§ **Written request 1**
Give the entries from the line containing "Patent image size: (1122, 660)." down to the end of the entries as a JSON list of strings, one string per line, with blank lines omitted.

§ **Source document**

Feeling the Act

Tonight I had my second acting class after seven years. I thought it would be a bliss and that I would see fireworks as my previous ability shone through naturally. Unfortunately, that idealization was just that, a product of my imagination. You might think that getting back in touch with an activity you used to do on a regular basis must be easy; unfortunately, it is not. Acting is like a muscle you must constantly work on, if you neglect it it’ll lose its strength. Although I am enjoying the process and I am not doing as bad as I could, I recognize that getting back in shape will require more work than I thought it would.

The last time I actively worked on my craft was when I was 18 years old, a couple of months before I got pregnant and many more before I moved overseas. Life took me on a different journey and my ambitions of being an actor deemed. However, I felt the need to reincorporate activities I had once put on hold. I was catching myself getting very immersed on my anime and TV shows, and sometimes crying because I wanted to imagine what X character felt like during Y scene. I was having the itch and decided to give acting another shot! I thought that because I had contained my urge for so long, it would all feel natural the moment I was in front of an audience again. HA! So naive, not only is my muscle suffering from severe atrophy, I am also learning a new and untapped craft: TV and Film.

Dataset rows

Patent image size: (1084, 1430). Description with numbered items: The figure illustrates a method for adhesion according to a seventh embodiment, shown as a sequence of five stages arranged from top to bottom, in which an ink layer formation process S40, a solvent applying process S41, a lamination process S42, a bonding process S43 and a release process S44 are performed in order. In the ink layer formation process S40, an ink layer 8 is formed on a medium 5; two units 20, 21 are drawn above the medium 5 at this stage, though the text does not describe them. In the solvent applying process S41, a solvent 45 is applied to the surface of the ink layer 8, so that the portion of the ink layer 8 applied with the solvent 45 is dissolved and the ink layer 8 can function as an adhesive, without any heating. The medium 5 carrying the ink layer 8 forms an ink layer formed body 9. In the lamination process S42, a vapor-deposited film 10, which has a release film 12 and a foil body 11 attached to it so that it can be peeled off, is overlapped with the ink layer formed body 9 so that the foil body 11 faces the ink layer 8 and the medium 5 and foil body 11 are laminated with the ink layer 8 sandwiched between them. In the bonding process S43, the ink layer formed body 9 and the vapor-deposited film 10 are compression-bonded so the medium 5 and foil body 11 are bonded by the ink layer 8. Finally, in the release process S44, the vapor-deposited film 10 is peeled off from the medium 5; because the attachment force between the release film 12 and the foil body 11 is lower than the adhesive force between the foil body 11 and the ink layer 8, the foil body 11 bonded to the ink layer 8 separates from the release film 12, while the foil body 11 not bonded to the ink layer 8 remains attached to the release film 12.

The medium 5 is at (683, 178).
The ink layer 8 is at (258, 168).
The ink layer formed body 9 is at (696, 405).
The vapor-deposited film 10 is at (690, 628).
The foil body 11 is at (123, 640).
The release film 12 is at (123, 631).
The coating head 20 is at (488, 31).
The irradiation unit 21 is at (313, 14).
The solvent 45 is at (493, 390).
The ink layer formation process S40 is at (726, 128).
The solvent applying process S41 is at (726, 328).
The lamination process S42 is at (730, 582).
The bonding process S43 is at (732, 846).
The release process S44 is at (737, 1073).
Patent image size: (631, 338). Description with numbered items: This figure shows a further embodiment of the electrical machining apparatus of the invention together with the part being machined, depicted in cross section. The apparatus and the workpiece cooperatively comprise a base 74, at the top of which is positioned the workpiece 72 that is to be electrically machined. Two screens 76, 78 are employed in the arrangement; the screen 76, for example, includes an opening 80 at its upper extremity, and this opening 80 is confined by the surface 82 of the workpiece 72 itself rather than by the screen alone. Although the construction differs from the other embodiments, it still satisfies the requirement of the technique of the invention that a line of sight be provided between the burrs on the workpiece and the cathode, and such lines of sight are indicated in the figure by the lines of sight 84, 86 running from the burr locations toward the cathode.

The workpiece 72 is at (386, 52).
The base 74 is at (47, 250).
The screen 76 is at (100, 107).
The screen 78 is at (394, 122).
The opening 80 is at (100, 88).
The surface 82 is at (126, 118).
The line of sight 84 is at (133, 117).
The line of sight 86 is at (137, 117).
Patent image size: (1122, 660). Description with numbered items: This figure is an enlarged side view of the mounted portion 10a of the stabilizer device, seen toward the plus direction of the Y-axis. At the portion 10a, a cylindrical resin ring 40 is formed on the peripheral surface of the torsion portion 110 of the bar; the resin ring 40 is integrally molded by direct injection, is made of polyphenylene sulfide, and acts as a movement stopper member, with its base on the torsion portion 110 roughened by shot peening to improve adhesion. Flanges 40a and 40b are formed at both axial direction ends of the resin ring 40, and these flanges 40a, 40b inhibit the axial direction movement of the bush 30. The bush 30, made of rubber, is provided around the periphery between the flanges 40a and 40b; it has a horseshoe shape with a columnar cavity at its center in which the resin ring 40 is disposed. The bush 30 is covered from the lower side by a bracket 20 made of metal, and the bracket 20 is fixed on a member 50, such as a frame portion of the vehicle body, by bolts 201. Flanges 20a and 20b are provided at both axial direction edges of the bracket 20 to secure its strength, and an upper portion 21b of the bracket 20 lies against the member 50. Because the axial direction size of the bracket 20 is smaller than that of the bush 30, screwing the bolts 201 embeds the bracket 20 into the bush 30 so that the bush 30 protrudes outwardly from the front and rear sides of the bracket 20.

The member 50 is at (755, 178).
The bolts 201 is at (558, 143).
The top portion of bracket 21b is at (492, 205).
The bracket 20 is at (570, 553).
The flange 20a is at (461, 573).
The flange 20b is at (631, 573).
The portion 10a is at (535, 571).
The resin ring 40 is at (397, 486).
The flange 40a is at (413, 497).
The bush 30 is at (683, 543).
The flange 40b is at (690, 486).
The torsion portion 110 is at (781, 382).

§ **Written request 2**
Answer these questions about the essay on returning to acting:
(a) How many years passed before the writer's second acting class?
(b) What does the writer compare acting to?
(c) How old was the writer when they last actively worked on their craft?

§ **Exercise answer 1**
[
  "Patent image size: (1122, 660). Description with numbered items: This figure is an enlarged side view of the mounted portion 10a of the stabilizer device, seen toward the plus direction of the Y-axis. At the portion 10a, a cylindrical resin ring 40 is formed on the peripheral surface of the torsion portion 110 of the bar; the resin ring 40 is integrally molded by direct injection, is made of polyphenylene sulfide, and acts as a movement stopper member, with its base on the torsion portion 110 roughened by shot peening to improve adhesion. Flanges 40a and 40b are formed at both axial direction ends of the resin ring 40, and these flanges 40a, 40b inhibit the axial direction movement of the bush 30. The bush 30, made of rubber, is provided around the periphery between the flanges 40a and 40b; it has a horseshoe shape with a columnar cavity at its center in which the resin ring 40 is disposed. The bush 30 is covered from the lower side by a bracket 20 made of metal, and the bracket 20 is fixed on a member 50, such as a frame portion of the vehicle body, by bolts 201. Flanges 20a and 20b are provided at both axial direction edges of the bracket 20 to secure its strength, and an upper portion 21b of the bracket 20 lies against the member 50. Because the axial direction size of the bracket 20 is smaller than that of the bush 30, screwing the bolts 201 embeds the bracket 20 into the bush 30 so that the bush 30 protrudes outwardly from the front and rear sides of the bracket 20.",
  "The member 50 is at (755, 178).",
  "The bolts 201 is at (558, 143).",
  "The top portion of bracket 21b is at (492, 205).",
  "The bracket 20 is at (570, 553).",
  "The flange 20a is at (461, 573).",
  "The flange 20b is at (631, 573).",
  "The portion 10a is at (535, 571).",
  "The resin ring 40 is at (397, 486).",
  "The flange 40a is at (413, 497).",
  "The bush 30 is at (683, 543).",
  "The flange 40b is at (690, 486).",
  "The torsion portion 110 is at (781, 382)."
]

§ **Exercise answer 2**
(a) Seven years.
(b) A muscle that must be worked on constantly.
(c) 18 years old.